■ **Figure record extracts**
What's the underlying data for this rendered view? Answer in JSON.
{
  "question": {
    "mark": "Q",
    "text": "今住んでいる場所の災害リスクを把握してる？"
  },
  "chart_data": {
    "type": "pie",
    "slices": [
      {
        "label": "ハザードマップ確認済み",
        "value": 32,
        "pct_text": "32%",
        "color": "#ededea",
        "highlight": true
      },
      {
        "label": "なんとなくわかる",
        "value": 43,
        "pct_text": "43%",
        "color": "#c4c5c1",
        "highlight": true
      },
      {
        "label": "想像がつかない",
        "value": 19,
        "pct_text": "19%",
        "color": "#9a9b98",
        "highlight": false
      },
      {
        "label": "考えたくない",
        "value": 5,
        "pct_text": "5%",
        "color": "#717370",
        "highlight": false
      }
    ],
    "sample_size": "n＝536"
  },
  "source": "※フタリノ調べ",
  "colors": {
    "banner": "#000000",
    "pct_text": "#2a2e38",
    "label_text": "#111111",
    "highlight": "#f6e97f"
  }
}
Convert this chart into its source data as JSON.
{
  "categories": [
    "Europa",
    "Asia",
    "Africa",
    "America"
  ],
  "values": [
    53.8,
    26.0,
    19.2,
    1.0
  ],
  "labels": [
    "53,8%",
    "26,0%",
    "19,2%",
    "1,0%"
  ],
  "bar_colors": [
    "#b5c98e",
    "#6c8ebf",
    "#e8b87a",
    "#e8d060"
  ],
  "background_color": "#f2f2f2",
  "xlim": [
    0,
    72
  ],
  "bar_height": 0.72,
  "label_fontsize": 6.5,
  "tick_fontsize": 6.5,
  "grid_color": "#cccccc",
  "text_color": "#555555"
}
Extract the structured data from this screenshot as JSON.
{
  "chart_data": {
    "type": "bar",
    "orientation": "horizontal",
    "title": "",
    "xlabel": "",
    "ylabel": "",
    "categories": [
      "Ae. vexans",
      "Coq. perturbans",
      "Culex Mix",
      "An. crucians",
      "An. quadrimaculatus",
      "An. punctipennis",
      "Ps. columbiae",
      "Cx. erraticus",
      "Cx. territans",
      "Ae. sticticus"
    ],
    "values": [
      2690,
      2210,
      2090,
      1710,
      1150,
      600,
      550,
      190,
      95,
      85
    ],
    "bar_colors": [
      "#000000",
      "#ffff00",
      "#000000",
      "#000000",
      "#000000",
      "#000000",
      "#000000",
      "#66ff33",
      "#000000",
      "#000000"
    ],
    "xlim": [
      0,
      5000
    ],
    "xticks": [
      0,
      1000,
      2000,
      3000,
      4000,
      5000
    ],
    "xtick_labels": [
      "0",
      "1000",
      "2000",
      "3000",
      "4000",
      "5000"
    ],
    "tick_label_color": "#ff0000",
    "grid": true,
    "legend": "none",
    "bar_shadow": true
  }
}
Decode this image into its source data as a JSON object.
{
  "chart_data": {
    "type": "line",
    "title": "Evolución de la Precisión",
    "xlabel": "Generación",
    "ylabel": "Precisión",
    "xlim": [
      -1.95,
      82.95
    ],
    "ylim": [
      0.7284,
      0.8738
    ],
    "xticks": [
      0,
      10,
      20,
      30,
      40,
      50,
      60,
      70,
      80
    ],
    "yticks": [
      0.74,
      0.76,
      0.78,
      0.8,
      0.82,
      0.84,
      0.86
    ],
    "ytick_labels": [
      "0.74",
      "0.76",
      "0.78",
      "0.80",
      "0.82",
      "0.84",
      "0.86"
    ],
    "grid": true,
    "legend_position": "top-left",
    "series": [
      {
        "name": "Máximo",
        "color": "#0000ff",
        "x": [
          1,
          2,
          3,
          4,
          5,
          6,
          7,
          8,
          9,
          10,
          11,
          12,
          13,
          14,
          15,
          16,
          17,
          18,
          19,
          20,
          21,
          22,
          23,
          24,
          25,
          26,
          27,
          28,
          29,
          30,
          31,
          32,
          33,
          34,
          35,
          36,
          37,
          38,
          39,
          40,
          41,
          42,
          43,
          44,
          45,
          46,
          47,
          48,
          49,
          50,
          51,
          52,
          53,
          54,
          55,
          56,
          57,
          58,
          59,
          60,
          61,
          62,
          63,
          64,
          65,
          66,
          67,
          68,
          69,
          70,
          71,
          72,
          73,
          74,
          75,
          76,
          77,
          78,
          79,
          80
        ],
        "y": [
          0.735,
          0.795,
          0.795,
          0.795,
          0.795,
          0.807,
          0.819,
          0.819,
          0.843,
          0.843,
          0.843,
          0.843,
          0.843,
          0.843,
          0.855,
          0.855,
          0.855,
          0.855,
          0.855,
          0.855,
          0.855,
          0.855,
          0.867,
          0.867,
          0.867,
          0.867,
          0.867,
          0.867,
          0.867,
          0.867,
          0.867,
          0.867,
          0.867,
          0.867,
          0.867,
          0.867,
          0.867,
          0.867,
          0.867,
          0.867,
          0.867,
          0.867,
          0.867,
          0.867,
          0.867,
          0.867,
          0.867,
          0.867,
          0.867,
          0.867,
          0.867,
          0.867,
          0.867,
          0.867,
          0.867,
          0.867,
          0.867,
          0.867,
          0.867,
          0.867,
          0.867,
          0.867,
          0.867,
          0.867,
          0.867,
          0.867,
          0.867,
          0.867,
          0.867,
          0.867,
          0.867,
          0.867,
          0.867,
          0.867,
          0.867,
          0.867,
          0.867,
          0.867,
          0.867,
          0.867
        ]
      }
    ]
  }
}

■ **Given instruction**
Isolate the lines that hold the word "into" and copy all of them.

■ **Right answer**
Convert this chart into its source data as JSON.
Decode this image into its source data as a JSON object.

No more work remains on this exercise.